- [Provided entries]
□ □ □ □

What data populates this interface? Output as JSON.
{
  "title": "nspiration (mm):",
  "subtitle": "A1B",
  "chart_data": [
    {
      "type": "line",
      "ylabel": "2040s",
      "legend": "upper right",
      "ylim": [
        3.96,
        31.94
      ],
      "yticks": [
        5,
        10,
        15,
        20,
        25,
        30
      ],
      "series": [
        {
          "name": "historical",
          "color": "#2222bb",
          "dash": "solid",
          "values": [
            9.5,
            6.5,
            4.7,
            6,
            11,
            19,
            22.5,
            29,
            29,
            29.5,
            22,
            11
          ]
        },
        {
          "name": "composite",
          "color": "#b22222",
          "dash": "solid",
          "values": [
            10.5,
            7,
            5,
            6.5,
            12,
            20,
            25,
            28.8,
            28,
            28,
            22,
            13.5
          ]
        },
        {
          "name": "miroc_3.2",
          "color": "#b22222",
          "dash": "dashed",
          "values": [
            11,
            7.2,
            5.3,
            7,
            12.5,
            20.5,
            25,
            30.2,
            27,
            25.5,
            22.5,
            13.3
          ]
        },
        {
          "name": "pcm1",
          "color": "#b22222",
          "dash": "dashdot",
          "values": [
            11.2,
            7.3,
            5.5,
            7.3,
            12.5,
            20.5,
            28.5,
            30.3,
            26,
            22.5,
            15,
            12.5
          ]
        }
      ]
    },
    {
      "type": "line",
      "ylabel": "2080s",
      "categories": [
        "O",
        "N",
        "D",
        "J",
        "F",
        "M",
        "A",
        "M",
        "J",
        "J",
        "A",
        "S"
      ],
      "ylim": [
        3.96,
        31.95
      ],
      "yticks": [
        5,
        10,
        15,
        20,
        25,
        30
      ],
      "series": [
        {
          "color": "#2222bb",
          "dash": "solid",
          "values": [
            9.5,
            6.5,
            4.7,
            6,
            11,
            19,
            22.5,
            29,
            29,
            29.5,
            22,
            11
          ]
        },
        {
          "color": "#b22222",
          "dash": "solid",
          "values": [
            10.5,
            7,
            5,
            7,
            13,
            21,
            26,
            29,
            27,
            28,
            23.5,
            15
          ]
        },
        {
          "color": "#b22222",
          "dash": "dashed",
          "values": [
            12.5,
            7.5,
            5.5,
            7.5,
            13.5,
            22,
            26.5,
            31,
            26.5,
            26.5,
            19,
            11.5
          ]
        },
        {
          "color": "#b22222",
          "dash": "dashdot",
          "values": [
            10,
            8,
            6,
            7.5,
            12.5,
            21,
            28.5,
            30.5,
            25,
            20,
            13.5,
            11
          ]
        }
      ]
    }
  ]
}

□ □ □ □

- [What to do] All of the entries must be written out exactly as they stand.

- [Completed exercise]
What data populates this interface? Output as JSON.
{
  "title": "nspiration (mm):",
  "subtitle": "A1B",
  "chart_data": [
    {
      "type": "line",
      "ylabel": "2040s",
      "legend": "upper right",
      "ylim": [
        3.96,
        31.94
      ],
      "yticks": [
        5,
        10,
        15,
        20,
        25,
        30
      ],
      "series": [
        {
          "name": "historical",
          "color": "#2222bb",
          "dash": "solid",
          "values": [
            9.5,
            6.5,
            4.7,
            6,
            11,
            19,
            22.5,
            29,
            29,
            29.5,
            22,
            11
          ]
        },
        {
          "name": "composite",
          "color": "#b22222",
          "dash": "solid",
          "values": [
            10.5,
            7,
            5,
            6.5,
            12,
            20,
            25,
            28.8,
            28,
            28,
            22,
            13.5
          ]
        },
        {
          "name": "miroc_3.2",
          "color": "#b22222",
          "dash": "dashed",
          "values": [
            11,
            7.2,
            5.3,
            7,
            12.5,
            20.5,
            25,
            30.2,
            27,
            25.5,
            22.5,
            13.3
          ]
        },
        {
          "name": "pcm1",
          "color": "#b22222",
          "dash": "dashdot",
          "values": [
            11.2,
            7.3,
            5.5,
            7.3,
            12.5,
            20.5,
            28.5,
            30.3,
            26,
            22.5,
            15,
            12.5
          ]
        }
      ]
    },
    {
      "type": "line",
      "ylabel": "2080s",
      "categories": [
        "O",
        "N",
        "D",
        "J",
        "F",
        "M",
        "A",
        "M",
        "J",
        "J",
        "A",
        "S"
      ],
      "ylim": [
        3.96,
        31.95
      ],
      "yticks": [
        5,
        10,
        15,
        20,
        25,
        30
      ],
      "series": [
        {
          "color": "#2222bb",
          "dash": "solid",
          "values": [
            9.5,
            6.5,
            4.7,
            6,
            11,
            19,
            22.5,
            29,
            29,
            29.5,
            22,
            11
          ]
        },
        {
          "color": "#b22222",
          "dash": "solid",
          "values": [
            10.5,
            7,
            5,
            7,
            13,
            21,
            26,
            29,
            27,
            28,
            23.5,
            15
          ]
        },
        {
          "color": "#b22222",
          "dash": "dashed",
          "values": [
            12.5,
            7.5,
            5.5,
            7.5,
            13.5,
            22,
            26.5,
            31,
            26.5,
            26.5,
            19,
            11.5
          ]
        },
        {
          "color": "#b22222",
          "dash": "dashdot",
          "values": [
            10,
            8,
            6,
            7.5,
            12.5,
            21,
            28.5,
            30.5,
            25,
            20,
            13.5,
            11
          ]
        }
      ]
    }
  ]
}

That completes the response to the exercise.